--- Supplied records ---

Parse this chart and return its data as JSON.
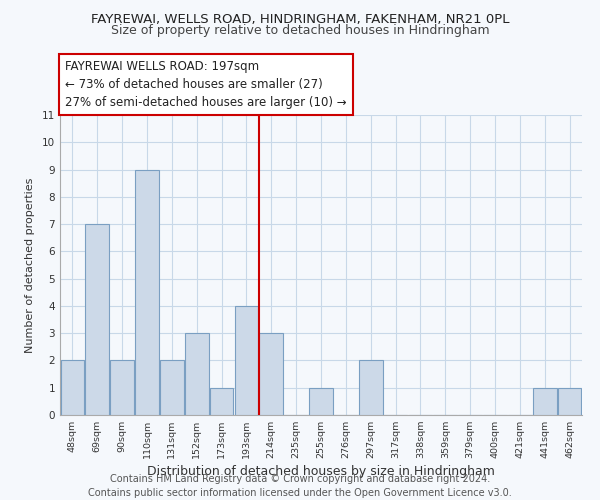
{
  "title": "FAYREWAI, WELLS ROAD, HINDRINGHAM, FAKENHAM, NR21 0PL",
  "subtitle": "Size of property relative to detached houses in Hindringham",
  "xlabel": "Distribution of detached houses by size in Hindringham",
  "ylabel": "Number of detached properties",
  "bin_labels": [
    "48sqm",
    "69sqm",
    "90sqm",
    "110sqm",
    "131sqm",
    "152sqm",
    "173sqm",
    "193sqm",
    "214sqm",
    "235sqm",
    "255sqm",
    "276sqm",
    "297sqm",
    "317sqm",
    "338sqm",
    "359sqm",
    "379sqm",
    "400sqm",
    "421sqm",
    "441sqm",
    "462sqm"
  ],
  "bar_heights": [
    2,
    7,
    2,
    9,
    2,
    3,
    1,
    4,
    3,
    0,
    1,
    0,
    2,
    0,
    0,
    0,
    0,
    0,
    0,
    1,
    1
  ],
  "bar_color": "#ccd9e8",
  "bar_edge_color": "#7a9fc2",
  "vline_color": "#cc0000",
  "annotation_line1": "FAYREWAI WELLS ROAD: 197sqm",
  "annotation_line2": "← 73% of detached houses are smaller (27)",
  "annotation_line3": "27% of semi-detached houses are larger (10) →",
  "ylim": [
    0,
    11
  ],
  "yticks": [
    0,
    1,
    2,
    3,
    4,
    5,
    6,
    7,
    8,
    9,
    10,
    11
  ],
  "footer_text": "Contains HM Land Registry data © Crown copyright and database right 2024.\nContains public sector information licensed under the Open Government Licence v3.0.",
  "title_fontsize": 9.5,
  "subtitle_fontsize": 9,
  "xlabel_fontsize": 9,
  "ylabel_fontsize": 8,
  "annotation_fontsize": 8.5,
  "footer_fontsize": 7,
  "background_color": "#f5f8fc",
  "grid_color": "#c8d8e8"
}
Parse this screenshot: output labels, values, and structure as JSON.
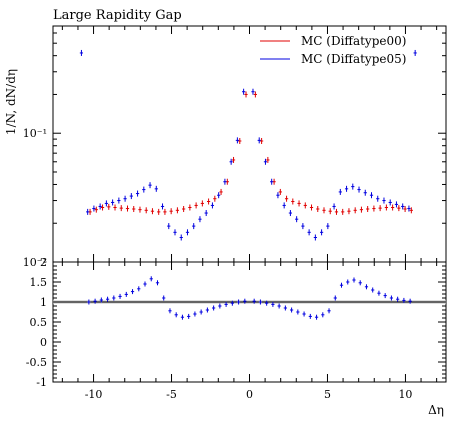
{
  "chart_data": [
    {
      "type": "scatter",
      "title": "Large Rapidity Gap",
      "ylabel": "1/N, dN/dη",
      "xlabel": "",
      "xlim": [
        -12.6,
        12.6
      ],
      "ylim": [
        0.01,
        0.68
      ],
      "yscale": "log",
      "y_ticks": [
        {
          "value": 0.1,
          "label": "10⁻¹"
        },
        {
          "value": 0.01,
          "label": "10⁻²"
        }
      ],
      "legend": {
        "placement": "top-right"
      },
      "series": [
        {
          "name": "MC (Diffatype00)",
          "color": "#e00000",
          "points": [
            [
              -10.3,
              0.0245
            ],
            [
              -9.9,
              0.0255
            ],
            [
              -9.5,
              0.0265
            ],
            [
              -9.1,
              0.0268
            ],
            [
              -8.7,
              0.0265
            ],
            [
              -8.3,
              0.0262
            ],
            [
              -7.9,
              0.026
            ],
            [
              -7.5,
              0.0258
            ],
            [
              -7.1,
              0.0255
            ],
            [
              -6.7,
              0.0252
            ],
            [
              -6.3,
              0.0248
            ],
            [
              -5.9,
              0.0245
            ],
            [
              -5.5,
              0.0245
            ],
            [
              -5.1,
              0.0248
            ],
            [
              -4.7,
              0.0252
            ],
            [
              -4.3,
              0.0258
            ],
            [
              -3.9,
              0.0265
            ],
            [
              -3.5,
              0.0275
            ],
            [
              -3.1,
              0.0285
            ],
            [
              -2.7,
              0.0295
            ],
            [
              -2.3,
              0.031
            ],
            [
              -1.9,
              0.035
            ],
            [
              -1.5,
              0.042
            ],
            [
              -1.1,
              0.062
            ],
            [
              -0.7,
              0.087
            ],
            [
              -0.3,
              0.2
            ],
            [
              0.3,
              0.2
            ],
            [
              0.7,
              0.087
            ],
            [
              1.1,
              0.062
            ],
            [
              1.5,
              0.042
            ],
            [
              1.9,
              0.035
            ],
            [
              2.3,
              0.031
            ],
            [
              2.7,
              0.0295
            ],
            [
              3.1,
              0.0285
            ],
            [
              3.5,
              0.0275
            ],
            [
              3.9,
              0.0265
            ],
            [
              4.3,
              0.0258
            ],
            [
              4.7,
              0.0252
            ],
            [
              5.1,
              0.0248
            ],
            [
              5.5,
              0.0245
            ],
            [
              5.9,
              0.0245
            ],
            [
              6.3,
              0.0248
            ],
            [
              6.7,
              0.0252
            ],
            [
              7.1,
              0.0255
            ],
            [
              7.5,
              0.0258
            ],
            [
              7.9,
              0.026
            ],
            [
              8.3,
              0.0262
            ],
            [
              8.7,
              0.0265
            ],
            [
              9.1,
              0.0265
            ],
            [
              9.5,
              0.0262
            ],
            [
              9.9,
              0.0258
            ],
            [
              10.3,
              0.0252
            ]
          ]
        },
        {
          "name": "MC (Diffatype05)",
          "color": "#0000e0",
          "points": [
            [
              -10.3,
              0.0245
            ],
            [
              -9.9,
              0.026
            ],
            [
              -9.5,
              0.027
            ],
            [
              -9.1,
              0.0285
            ],
            [
              -8.7,
              0.029
            ],
            [
              -8.3,
              0.03
            ],
            [
              -7.9,
              0.031
            ],
            [
              -7.5,
              0.0325
            ],
            [
              -7.1,
              0.034
            ],
            [
              -6.7,
              0.0365
            ],
            [
              -6.3,
              0.0395
            ],
            [
              -5.9,
              0.037
            ],
            [
              -5.5,
              0.027
            ],
            [
              -5.1,
              0.019
            ],
            [
              -4.7,
              0.017
            ],
            [
              -4.3,
              0.0155
            ],
            [
              -3.9,
              0.017
            ],
            [
              -3.5,
              0.019
            ],
            [
              -3.1,
              0.0215
            ],
            [
              -2.7,
              0.024
            ],
            [
              -2.3,
              0.0275
            ],
            [
              -1.9,
              0.033
            ],
            [
              -1.5,
              0.042
            ],
            [
              -1.1,
              0.06
            ],
            [
              -0.7,
              0.088
            ],
            [
              -0.3,
              0.21
            ],
            [
              0.3,
              0.21
            ],
            [
              0.7,
              0.088
            ],
            [
              1.1,
              0.06
            ],
            [
              1.5,
              0.042
            ],
            [
              1.9,
              0.033
            ],
            [
              2.3,
              0.0275
            ],
            [
              2.7,
              0.024
            ],
            [
              3.1,
              0.0215
            ],
            [
              3.5,
              0.019
            ],
            [
              3.9,
              0.017
            ],
            [
              4.3,
              0.0155
            ],
            [
              4.7,
              0.017
            ],
            [
              5.1,
              0.019
            ],
            [
              5.5,
              0.027
            ],
            [
              5.9,
              0.035
            ],
            [
              6.3,
              0.037
            ],
            [
              6.7,
              0.0385
            ],
            [
              7.1,
              0.0365
            ],
            [
              7.5,
              0.0345
            ],
            [
              7.9,
              0.033
            ],
            [
              8.3,
              0.031
            ],
            [
              8.7,
              0.03
            ],
            [
              9.1,
              0.029
            ],
            [
              9.5,
              0.028
            ],
            [
              9.9,
              0.027
            ],
            [
              10.3,
              0.026
            ]
          ],
          "outliers": [
            [
              -10.7,
              0.42
            ],
            [
              10.7,
              0.42
            ]
          ]
        }
      ]
    },
    {
      "type": "scatter",
      "title": "",
      "xlabel": "Δη",
      "ylabel": "",
      "xlim": [
        -12.6,
        12.6
      ],
      "ylim": [
        -1,
        2
      ],
      "x_ticks": [
        -10,
        -5,
        0,
        5,
        10
      ],
      "y_ticks": [
        -1,
        -0.5,
        0,
        0.5,
        1,
        1.5,
        2
      ],
      "reference_line": 1,
      "reference_band": [
        0.96,
        1.04
      ],
      "series": [
        {
          "name": "",
          "color": "#0000e0",
          "points": [
            [
              -10.3,
              1.0
            ],
            [
              -9.9,
              1.02
            ],
            [
              -9.5,
              1.05
            ],
            [
              -9.1,
              1.07
            ],
            [
              -8.7,
              1.1
            ],
            [
              -8.3,
              1.14
            ],
            [
              -7.9,
              1.19
            ],
            [
              -7.5,
              1.26
            ],
            [
              -7.1,
              1.33
            ],
            [
              -6.7,
              1.45
            ],
            [
              -6.3,
              1.58
            ],
            [
              -5.9,
              1.48
            ],
            [
              -5.5,
              1.1
            ],
            [
              -5.1,
              0.78
            ],
            [
              -4.7,
              0.68
            ],
            [
              -4.3,
              0.62
            ],
            [
              -3.9,
              0.64
            ],
            [
              -3.5,
              0.7
            ],
            [
              -3.1,
              0.75
            ],
            [
              -2.7,
              0.8
            ],
            [
              -2.3,
              0.85
            ],
            [
              -1.9,
              0.9
            ],
            [
              -1.5,
              0.94
            ],
            [
              -1.1,
              0.97
            ],
            [
              -0.7,
              1.0
            ],
            [
              -0.3,
              1.02
            ],
            [
              0.3,
              1.02
            ],
            [
              0.7,
              1.0
            ],
            [
              1.1,
              0.97
            ],
            [
              1.5,
              0.94
            ],
            [
              1.9,
              0.9
            ],
            [
              2.3,
              0.85
            ],
            [
              2.7,
              0.8
            ],
            [
              3.1,
              0.75
            ],
            [
              3.5,
              0.7
            ],
            [
              3.9,
              0.64
            ],
            [
              4.3,
              0.62
            ],
            [
              4.7,
              0.68
            ],
            [
              5.1,
              0.78
            ],
            [
              5.5,
              1.1
            ],
            [
              5.9,
              1.42
            ],
            [
              6.3,
              1.5
            ],
            [
              6.7,
              1.55
            ],
            [
              7.1,
              1.48
            ],
            [
              7.5,
              1.38
            ],
            [
              7.9,
              1.3
            ],
            [
              8.3,
              1.22
            ],
            [
              8.7,
              1.16
            ],
            [
              9.1,
              1.1
            ],
            [
              9.5,
              1.07
            ],
            [
              9.9,
              1.04
            ],
            [
              10.3,
              1.02
            ]
          ]
        }
      ]
    }
  ]
}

--- What the task requires ---
Each line that holds the word "houses" should be extracted from the records.

--- Reply to the task ---
  "subtitle": "Size of property relative to detached houses in Hindringham",
  "xlabel": "Distribution of detached houses by size in Hindringham",
  "annotation_line2": "← 73% of detached houses are smaller (27)",
  "annotation_line3": "27% of semi-detached houses are larger (10) →",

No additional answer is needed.